Source records:

* Begin *

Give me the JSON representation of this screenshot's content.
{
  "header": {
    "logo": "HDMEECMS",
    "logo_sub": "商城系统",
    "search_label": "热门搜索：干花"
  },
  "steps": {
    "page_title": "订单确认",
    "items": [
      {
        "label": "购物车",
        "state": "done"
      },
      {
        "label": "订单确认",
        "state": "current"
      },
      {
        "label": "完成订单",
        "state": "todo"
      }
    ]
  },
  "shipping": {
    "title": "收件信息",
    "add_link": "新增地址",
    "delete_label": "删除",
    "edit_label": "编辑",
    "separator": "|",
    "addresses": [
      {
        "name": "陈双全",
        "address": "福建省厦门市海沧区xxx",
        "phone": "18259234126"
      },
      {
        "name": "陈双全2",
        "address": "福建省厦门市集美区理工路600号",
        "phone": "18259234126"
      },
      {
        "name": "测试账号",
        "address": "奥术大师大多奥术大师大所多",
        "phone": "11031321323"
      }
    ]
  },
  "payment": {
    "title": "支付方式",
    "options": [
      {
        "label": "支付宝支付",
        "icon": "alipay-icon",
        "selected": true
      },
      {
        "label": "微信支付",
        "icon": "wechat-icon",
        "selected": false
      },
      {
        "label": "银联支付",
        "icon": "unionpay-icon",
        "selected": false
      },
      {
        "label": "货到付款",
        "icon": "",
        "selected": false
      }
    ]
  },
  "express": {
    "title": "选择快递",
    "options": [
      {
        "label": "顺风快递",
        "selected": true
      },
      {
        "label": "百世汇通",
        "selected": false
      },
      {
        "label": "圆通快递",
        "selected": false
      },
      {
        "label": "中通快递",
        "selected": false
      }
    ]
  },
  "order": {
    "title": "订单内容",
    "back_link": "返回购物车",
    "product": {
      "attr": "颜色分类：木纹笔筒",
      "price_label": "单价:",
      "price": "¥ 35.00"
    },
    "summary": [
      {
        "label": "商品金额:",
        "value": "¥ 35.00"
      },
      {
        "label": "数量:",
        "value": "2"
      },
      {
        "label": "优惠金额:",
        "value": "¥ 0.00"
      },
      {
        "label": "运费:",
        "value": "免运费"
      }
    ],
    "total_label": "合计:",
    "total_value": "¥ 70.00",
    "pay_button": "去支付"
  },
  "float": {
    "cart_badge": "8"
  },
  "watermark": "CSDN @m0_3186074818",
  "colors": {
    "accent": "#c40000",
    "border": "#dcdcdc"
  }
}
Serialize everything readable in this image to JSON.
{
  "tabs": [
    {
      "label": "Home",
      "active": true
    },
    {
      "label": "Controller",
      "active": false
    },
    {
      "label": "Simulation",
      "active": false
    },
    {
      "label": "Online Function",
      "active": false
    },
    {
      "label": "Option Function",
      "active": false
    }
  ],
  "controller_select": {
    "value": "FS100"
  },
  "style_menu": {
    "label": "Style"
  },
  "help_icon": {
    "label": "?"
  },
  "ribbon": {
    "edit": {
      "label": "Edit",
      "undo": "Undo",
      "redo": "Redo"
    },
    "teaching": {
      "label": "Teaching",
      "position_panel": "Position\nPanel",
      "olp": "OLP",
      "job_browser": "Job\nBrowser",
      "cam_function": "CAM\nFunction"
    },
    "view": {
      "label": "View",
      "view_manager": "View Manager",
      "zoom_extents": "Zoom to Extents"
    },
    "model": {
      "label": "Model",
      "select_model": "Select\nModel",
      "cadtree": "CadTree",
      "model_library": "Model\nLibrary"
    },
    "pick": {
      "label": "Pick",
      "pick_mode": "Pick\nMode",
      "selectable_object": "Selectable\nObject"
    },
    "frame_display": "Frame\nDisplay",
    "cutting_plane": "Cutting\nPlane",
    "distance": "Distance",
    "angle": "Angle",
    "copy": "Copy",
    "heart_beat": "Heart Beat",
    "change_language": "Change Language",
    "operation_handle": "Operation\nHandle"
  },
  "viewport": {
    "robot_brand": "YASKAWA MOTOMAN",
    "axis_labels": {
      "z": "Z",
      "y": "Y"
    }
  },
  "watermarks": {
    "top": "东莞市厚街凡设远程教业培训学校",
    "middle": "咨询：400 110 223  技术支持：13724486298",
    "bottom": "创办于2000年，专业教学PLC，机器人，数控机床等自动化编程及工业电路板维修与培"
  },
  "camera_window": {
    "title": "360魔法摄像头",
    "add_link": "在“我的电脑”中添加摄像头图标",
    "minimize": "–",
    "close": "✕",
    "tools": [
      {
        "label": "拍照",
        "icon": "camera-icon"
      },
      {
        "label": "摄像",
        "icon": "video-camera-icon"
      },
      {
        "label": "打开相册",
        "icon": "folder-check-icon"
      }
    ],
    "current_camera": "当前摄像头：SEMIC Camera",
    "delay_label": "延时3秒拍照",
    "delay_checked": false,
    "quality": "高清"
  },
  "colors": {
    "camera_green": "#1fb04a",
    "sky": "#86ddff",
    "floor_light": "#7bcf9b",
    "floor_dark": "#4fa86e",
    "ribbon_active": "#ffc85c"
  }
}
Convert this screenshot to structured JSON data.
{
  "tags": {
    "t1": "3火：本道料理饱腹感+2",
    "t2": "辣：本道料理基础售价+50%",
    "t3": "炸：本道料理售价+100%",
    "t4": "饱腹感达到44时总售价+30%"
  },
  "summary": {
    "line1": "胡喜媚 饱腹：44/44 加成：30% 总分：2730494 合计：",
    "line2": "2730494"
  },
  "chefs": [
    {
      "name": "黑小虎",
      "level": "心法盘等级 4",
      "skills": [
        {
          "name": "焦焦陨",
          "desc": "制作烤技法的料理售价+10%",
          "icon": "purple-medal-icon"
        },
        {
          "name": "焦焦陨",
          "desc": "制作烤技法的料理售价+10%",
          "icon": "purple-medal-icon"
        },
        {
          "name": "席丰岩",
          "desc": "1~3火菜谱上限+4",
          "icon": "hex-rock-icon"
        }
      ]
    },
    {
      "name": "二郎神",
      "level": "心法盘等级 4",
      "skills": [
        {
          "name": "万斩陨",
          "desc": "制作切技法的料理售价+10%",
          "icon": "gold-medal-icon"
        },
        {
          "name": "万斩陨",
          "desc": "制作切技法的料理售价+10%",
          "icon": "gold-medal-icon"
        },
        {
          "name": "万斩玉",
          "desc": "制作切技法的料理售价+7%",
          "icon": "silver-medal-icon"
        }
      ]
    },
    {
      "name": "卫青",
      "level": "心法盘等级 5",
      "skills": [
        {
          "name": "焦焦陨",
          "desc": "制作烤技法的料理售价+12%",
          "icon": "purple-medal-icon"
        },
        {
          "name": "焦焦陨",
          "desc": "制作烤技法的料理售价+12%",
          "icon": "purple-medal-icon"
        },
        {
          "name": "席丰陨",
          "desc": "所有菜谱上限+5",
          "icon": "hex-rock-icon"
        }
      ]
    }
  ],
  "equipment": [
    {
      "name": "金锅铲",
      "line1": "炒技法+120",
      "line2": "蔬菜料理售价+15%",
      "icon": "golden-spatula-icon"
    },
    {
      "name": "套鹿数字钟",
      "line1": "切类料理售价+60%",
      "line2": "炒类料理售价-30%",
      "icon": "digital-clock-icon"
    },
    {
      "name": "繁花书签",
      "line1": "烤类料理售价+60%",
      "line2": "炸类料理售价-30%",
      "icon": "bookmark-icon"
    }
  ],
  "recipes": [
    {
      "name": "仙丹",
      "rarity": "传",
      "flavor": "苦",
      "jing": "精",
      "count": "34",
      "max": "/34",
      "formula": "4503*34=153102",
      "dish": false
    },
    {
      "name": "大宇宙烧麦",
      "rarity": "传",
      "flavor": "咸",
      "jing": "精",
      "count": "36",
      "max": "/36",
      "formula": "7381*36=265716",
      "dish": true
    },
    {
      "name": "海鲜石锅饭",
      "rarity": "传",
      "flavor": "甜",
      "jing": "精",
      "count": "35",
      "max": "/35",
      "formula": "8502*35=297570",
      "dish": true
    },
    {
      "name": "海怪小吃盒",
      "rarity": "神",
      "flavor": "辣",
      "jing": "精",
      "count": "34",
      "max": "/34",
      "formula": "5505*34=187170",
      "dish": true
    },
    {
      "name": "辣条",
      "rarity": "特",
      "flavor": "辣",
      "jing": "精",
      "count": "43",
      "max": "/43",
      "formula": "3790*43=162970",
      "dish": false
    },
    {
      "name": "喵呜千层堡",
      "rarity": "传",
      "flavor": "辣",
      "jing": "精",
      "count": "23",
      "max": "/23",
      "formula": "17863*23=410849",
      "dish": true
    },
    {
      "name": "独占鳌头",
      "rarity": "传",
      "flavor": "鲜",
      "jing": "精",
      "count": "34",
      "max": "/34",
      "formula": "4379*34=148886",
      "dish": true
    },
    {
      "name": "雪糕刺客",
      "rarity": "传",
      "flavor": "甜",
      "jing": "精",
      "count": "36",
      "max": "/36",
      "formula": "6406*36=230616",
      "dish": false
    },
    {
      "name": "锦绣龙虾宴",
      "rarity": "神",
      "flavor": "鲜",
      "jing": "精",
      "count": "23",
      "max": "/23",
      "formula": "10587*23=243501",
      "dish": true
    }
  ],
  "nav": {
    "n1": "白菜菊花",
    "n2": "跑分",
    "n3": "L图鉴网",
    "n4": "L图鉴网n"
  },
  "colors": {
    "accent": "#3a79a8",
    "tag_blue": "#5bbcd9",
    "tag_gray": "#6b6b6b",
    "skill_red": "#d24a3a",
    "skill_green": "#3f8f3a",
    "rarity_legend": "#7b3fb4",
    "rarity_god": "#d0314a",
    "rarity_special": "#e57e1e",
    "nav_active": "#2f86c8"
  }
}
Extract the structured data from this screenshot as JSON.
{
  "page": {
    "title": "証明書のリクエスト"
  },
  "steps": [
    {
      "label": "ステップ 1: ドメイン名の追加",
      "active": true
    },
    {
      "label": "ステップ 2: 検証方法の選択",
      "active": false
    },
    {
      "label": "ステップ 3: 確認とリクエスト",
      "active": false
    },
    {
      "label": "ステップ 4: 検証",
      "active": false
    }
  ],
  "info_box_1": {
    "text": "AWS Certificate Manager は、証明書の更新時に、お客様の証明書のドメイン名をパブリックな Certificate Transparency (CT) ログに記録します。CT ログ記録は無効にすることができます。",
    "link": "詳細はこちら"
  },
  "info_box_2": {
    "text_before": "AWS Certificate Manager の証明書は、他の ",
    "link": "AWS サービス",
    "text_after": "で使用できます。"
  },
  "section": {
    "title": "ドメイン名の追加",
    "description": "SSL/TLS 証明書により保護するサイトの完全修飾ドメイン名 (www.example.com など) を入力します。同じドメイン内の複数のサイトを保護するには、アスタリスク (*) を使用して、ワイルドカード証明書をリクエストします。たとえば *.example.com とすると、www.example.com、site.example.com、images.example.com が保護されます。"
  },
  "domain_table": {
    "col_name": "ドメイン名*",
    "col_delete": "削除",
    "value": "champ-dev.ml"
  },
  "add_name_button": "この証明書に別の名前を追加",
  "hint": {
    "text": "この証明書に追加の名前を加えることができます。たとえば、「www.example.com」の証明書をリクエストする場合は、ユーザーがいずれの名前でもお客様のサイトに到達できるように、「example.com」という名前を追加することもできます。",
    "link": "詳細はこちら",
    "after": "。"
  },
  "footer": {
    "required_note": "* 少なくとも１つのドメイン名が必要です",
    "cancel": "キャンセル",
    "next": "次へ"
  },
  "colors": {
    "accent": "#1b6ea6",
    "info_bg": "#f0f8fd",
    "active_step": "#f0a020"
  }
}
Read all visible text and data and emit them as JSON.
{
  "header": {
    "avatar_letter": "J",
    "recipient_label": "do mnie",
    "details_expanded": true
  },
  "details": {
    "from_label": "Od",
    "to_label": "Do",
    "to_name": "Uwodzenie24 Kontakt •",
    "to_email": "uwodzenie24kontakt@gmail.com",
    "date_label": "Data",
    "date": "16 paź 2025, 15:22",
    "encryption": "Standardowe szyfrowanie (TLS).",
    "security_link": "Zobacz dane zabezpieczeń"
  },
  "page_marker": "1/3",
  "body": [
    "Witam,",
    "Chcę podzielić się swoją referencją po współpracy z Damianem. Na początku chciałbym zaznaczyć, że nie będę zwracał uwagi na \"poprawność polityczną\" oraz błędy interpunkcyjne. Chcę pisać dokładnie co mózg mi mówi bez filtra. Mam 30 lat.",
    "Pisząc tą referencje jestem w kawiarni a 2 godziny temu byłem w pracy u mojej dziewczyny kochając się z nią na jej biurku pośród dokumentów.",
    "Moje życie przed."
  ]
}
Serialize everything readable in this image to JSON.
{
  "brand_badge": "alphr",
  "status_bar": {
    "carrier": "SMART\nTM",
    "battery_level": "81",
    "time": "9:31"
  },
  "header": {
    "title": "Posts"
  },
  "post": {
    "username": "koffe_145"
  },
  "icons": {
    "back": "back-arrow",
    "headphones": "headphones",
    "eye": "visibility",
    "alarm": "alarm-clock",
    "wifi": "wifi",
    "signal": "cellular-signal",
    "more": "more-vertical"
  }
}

* End *

» WHAT YOU WILL DO
Look through the listing above and count the lines where the string "Certificate" appears. Report the number only.

» RESULT FOR THIS TASK
2